Copy each line that contains the string "data".

****************************************

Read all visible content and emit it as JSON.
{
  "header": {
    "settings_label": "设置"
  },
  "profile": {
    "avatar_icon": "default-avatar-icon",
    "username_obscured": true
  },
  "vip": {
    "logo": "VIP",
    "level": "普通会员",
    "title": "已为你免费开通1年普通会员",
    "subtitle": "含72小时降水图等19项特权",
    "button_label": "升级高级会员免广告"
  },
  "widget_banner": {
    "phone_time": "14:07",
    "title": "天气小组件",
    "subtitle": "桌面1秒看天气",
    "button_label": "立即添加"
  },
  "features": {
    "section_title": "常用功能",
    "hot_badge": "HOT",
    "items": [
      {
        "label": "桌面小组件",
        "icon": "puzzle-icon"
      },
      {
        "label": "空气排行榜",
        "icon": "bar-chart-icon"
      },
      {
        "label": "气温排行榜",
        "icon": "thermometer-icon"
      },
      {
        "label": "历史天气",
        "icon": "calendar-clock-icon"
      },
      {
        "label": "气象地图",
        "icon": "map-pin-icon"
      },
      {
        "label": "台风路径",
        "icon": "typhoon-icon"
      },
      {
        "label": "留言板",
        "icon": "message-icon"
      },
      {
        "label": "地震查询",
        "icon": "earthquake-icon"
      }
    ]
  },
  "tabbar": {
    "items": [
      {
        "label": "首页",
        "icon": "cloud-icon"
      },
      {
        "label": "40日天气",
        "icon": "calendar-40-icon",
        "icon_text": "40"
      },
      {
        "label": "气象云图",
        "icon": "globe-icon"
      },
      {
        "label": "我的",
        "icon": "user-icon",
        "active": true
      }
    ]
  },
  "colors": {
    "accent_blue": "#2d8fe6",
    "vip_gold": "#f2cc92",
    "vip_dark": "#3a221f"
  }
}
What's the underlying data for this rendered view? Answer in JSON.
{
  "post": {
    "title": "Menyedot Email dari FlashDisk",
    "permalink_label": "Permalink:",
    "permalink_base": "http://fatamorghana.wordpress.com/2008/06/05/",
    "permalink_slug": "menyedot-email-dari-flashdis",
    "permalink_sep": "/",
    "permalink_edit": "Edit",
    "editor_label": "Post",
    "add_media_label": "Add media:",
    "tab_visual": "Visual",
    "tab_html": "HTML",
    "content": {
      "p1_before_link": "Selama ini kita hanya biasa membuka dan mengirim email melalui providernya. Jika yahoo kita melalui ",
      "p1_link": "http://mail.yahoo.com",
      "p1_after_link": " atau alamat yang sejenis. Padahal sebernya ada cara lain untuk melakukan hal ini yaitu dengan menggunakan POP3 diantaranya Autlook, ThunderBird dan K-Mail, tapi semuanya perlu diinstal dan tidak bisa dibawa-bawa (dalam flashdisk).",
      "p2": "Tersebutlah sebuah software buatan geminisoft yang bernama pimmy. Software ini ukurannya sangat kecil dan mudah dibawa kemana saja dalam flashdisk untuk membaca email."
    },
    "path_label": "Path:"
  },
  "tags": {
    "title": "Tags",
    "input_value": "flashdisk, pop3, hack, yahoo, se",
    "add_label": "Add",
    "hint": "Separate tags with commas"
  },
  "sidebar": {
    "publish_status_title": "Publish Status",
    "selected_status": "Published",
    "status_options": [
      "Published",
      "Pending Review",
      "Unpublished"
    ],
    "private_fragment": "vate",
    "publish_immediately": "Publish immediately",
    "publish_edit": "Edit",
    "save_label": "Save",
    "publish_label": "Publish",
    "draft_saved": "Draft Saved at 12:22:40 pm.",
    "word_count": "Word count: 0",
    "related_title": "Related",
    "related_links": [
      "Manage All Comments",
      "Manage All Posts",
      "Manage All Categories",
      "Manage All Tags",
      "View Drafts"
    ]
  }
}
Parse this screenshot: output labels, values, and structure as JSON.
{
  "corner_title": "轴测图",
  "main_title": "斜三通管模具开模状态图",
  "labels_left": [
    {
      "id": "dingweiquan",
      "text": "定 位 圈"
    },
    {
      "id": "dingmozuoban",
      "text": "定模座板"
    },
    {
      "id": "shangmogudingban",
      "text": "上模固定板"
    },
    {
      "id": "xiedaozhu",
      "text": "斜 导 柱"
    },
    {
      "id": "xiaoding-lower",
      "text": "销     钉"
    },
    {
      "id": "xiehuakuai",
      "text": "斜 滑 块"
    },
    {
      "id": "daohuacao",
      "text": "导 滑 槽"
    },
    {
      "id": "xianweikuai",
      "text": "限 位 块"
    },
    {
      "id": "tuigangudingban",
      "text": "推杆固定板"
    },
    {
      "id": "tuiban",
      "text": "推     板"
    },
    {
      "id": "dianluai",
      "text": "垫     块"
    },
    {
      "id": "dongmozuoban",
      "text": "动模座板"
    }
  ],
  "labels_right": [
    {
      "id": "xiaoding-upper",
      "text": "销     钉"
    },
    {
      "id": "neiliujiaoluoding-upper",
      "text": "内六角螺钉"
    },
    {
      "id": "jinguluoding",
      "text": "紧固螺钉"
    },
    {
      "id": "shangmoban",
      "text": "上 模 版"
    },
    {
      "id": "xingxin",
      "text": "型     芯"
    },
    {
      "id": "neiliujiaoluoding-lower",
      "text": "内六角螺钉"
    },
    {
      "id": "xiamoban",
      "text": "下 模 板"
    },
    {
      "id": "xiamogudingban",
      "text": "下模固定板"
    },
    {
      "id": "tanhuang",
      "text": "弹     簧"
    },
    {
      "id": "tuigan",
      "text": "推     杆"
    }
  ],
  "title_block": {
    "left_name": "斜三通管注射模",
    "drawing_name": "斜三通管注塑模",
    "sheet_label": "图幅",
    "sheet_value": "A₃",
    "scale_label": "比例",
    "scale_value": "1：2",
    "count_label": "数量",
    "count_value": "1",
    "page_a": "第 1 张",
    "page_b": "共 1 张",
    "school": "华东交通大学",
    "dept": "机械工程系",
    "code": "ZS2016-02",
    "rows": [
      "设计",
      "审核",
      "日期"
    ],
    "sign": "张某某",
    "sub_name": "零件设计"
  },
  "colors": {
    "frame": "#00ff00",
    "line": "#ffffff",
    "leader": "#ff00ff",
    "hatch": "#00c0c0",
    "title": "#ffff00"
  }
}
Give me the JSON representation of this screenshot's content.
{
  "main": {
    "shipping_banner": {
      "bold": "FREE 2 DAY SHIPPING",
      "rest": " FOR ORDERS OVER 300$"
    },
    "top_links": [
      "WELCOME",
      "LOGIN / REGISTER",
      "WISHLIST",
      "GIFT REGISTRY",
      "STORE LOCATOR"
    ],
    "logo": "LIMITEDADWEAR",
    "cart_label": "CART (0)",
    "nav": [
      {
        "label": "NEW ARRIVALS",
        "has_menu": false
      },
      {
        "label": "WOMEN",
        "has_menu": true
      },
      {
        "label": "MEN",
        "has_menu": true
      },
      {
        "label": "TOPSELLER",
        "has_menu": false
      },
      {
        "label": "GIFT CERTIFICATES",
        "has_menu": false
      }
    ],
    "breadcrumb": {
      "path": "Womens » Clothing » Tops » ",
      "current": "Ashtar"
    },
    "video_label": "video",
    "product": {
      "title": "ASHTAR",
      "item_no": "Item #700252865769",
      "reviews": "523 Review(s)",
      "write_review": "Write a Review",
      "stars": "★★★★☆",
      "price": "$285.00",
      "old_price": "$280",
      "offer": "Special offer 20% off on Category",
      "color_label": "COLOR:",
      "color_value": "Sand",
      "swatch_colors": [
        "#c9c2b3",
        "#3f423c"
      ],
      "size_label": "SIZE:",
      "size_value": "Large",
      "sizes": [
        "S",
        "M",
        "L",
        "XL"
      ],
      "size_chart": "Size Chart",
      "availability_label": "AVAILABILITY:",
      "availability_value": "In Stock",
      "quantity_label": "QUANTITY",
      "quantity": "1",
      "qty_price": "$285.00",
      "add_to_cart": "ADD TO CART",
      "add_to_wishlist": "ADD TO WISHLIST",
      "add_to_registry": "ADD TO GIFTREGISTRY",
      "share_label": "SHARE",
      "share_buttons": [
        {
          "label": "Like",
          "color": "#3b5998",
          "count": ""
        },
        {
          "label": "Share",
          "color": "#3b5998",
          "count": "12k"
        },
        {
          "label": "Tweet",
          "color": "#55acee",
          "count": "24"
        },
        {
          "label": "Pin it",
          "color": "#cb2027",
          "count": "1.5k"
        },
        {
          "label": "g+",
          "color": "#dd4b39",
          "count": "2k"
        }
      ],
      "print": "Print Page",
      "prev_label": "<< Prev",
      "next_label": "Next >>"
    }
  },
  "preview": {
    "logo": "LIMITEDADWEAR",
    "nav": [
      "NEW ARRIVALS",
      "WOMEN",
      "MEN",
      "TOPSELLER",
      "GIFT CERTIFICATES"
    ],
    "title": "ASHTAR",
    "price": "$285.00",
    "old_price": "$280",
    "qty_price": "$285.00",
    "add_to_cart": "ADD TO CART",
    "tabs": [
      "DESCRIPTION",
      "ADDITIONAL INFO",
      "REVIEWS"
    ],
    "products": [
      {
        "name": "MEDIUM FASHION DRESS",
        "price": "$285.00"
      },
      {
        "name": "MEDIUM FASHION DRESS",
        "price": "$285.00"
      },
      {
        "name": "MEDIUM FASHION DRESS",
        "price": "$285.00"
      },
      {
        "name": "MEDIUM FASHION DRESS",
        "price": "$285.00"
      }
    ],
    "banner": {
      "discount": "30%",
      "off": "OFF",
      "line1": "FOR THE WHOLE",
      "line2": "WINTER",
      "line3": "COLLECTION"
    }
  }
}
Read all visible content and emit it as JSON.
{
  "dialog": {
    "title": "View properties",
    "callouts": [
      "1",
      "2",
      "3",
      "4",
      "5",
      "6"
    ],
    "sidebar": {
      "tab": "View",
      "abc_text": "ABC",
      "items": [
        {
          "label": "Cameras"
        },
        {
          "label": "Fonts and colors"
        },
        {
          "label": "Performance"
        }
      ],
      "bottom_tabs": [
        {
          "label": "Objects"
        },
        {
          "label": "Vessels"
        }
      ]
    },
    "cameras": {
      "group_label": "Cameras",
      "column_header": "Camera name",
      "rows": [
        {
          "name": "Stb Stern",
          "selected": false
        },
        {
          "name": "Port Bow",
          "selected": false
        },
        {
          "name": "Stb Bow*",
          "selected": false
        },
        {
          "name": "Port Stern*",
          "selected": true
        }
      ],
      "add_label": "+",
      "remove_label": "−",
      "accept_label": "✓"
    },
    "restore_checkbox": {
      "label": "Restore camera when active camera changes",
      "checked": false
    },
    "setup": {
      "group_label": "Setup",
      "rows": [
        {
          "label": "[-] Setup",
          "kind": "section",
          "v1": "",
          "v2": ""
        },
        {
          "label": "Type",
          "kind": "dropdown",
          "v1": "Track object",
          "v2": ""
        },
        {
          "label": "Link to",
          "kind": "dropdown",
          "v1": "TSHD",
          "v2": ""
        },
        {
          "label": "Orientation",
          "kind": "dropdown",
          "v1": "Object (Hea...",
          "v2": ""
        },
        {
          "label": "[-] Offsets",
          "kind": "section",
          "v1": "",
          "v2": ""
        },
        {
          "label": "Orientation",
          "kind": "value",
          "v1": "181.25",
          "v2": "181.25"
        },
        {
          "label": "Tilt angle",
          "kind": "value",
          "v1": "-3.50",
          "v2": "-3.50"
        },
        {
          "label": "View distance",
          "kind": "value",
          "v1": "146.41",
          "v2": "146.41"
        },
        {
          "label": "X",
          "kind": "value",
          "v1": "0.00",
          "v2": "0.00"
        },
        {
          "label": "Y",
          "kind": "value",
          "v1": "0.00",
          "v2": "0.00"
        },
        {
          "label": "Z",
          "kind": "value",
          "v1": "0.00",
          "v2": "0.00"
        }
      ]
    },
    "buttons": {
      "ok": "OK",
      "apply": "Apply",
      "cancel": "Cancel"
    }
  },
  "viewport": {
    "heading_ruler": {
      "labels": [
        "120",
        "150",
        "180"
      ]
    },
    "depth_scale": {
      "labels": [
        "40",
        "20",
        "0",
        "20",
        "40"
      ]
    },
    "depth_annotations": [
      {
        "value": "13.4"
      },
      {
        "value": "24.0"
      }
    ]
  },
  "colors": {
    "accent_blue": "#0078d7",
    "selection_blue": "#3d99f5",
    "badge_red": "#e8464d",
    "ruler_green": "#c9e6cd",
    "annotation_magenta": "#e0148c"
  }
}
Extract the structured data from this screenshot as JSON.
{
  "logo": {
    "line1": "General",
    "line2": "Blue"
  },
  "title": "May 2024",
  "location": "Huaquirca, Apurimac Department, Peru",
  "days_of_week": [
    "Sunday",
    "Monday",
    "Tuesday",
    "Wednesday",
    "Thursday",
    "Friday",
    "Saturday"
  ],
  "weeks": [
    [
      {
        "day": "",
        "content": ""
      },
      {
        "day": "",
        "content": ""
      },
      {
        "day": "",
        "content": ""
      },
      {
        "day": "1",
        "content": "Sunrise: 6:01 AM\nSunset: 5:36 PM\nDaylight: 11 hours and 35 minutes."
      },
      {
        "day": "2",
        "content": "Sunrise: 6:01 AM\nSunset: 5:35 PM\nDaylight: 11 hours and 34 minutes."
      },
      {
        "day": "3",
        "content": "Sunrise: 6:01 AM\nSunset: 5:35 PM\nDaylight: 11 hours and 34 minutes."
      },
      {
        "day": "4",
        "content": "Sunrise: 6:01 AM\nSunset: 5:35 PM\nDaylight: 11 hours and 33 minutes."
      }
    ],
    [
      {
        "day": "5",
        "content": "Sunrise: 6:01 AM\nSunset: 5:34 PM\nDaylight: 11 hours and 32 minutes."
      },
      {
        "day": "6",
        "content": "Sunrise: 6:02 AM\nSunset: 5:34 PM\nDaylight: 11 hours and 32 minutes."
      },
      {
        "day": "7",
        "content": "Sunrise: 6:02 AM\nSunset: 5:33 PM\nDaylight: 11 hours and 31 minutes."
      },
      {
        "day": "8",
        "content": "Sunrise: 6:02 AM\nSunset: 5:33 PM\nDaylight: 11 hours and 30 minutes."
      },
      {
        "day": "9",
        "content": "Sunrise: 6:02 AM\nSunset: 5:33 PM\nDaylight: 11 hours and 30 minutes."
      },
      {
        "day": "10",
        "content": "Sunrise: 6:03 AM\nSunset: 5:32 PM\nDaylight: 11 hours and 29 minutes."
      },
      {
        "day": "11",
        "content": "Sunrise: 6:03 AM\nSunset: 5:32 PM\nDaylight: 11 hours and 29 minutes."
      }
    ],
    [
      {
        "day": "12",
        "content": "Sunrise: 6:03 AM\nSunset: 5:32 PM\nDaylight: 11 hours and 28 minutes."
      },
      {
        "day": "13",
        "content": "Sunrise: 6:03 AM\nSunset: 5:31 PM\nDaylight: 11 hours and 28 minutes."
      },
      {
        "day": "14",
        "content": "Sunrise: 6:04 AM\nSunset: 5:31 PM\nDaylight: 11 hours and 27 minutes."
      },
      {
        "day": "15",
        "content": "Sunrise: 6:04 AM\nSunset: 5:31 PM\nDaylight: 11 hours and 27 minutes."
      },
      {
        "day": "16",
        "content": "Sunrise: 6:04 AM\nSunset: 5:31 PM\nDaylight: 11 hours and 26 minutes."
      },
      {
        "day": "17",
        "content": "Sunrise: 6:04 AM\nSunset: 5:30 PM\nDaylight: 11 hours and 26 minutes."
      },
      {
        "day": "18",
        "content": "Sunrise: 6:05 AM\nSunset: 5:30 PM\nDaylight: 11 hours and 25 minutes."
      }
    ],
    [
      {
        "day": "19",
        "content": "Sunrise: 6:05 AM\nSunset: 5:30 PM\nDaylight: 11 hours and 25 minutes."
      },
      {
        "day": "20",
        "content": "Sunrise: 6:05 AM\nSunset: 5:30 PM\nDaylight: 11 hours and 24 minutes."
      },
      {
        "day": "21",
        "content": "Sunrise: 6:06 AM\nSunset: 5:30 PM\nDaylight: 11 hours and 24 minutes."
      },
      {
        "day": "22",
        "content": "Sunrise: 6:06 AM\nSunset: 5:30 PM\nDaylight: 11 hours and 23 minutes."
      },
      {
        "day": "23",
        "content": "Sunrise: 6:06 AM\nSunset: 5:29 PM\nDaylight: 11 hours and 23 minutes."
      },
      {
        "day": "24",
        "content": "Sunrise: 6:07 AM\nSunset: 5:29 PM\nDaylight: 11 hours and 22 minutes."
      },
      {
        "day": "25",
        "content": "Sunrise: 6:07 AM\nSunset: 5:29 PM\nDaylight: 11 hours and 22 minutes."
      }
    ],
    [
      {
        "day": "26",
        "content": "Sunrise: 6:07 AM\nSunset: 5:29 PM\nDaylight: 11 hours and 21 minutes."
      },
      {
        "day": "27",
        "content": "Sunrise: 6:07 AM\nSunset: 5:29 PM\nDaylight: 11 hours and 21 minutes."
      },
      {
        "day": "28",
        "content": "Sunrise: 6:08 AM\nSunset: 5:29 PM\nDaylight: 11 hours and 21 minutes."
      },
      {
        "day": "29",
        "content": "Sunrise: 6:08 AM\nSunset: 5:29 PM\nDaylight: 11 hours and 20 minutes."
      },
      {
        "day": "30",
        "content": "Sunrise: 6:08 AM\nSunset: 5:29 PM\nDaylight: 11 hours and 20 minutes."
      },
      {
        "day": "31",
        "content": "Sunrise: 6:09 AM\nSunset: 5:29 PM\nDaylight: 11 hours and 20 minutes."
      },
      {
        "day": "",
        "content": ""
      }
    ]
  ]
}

****************************************

§ RESPONSE TO THIS EXERCISE:
What's the underlying data for this rendered view? Answer in JSON.
Extract the structured data from this screenshot as JSON.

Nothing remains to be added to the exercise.